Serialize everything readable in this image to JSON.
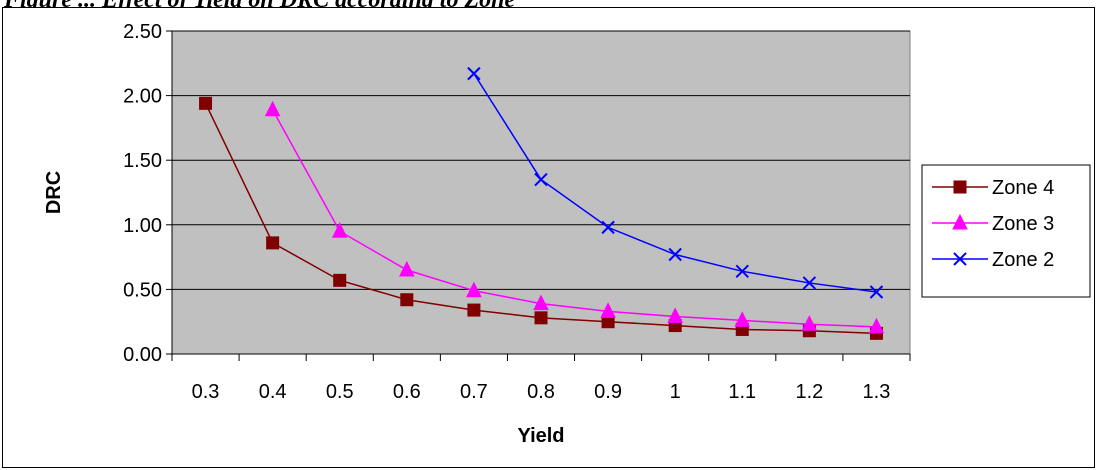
{
  "caption": "Figure ... Effect of Yield on DRC according to Zone",
  "chart_data": {
    "type": "line",
    "xlabel": "Yield",
    "ylabel": "DRC",
    "categories": [
      "0.3",
      "0.4",
      "0.5",
      "0.6",
      "0.7",
      "0.8",
      "0.9",
      "1",
      "1.1",
      "1.2",
      "1.3"
    ],
    "y_ticks": [
      "0.00",
      "0.50",
      "1.00",
      "1.50",
      "2.00",
      "2.50"
    ],
    "ylim": [
      0,
      2.5
    ],
    "grid": "horizontal",
    "legend_position": "right",
    "plot_background": "#c0c0c0",
    "series": [
      {
        "name": "Zone 4",
        "color": "#800000",
        "marker": "square",
        "values": [
          1.94,
          0.86,
          0.57,
          0.42,
          0.34,
          0.28,
          0.25,
          0.22,
          0.19,
          0.18,
          0.16
        ]
      },
      {
        "name": "Zone 3",
        "color": "#ff00ff",
        "marker": "triangle",
        "values": [
          null,
          1.89,
          0.95,
          0.65,
          0.49,
          0.39,
          0.33,
          0.29,
          0.26,
          0.23,
          0.21
        ]
      },
      {
        "name": "Zone 2",
        "color": "#0000ff",
        "marker": "x",
        "values": [
          null,
          null,
          null,
          null,
          2.17,
          1.35,
          0.98,
          0.77,
          0.64,
          0.55,
          0.48
        ]
      }
    ]
  }
}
★ ★ ★ ★ ★ ★ ★
◆ **Exercise objective**:
Repeat each entry precisely as it appears. Leave the pictures out.

◆ **Written solution**:
Serialize everything readable in this image to JSON.
{
  "caption": "Figure ... Effect of Yield on DRC according to Zone",
  "chart_data": {
    "type": "line",
    "xlabel": "Yield",
    "ylabel": "DRC",
    "categories": [
      "0.3",
      "0.4",
      "0.5",
      "0.6",
      "0.7",
      "0.8",
      "0.9",
      "1",
      "1.1",
      "1.2",
      "1.3"
    ],
    "y_ticks": [
      "0.00",
      "0.50",
      "1.00",
      "1.50",
      "2.00",
      "2.50"
    ],
    "ylim": [
      0,
      2.5
    ],
    "grid": "horizontal",
    "legend_position": "right",
    "plot_background": "#c0c0c0",
    "series": [
      {
        "name": "Zone 4",
        "color": "#800000",
        "marker": "square",
        "values": [
          1.94,
          0.86,
          0.57,
          0.42,
          0.34,
          0.28,
          0.25,
          0.22,
          0.19,
          0.18,
          0.16
        ]
      },
      {
        "name": "Zone 3",
        "color": "#ff00ff",
        "marker": "triangle",
        "values": [
          null,
          1.89,
          0.95,
          0.65,
          0.49,
          0.39,
          0.33,
          0.29,
          0.26,
          0.23,
          0.21
        ]
      },
      {
        "name": "Zone 2",
        "color": "#0000ff",
        "marker": "x",
        "values": [
          null,
          null,
          null,
          null,
          2.17,
          1.35,
          0.98,
          0.77,
          0.64,
          0.55,
          0.48
        ]
      }
    ]
  }
}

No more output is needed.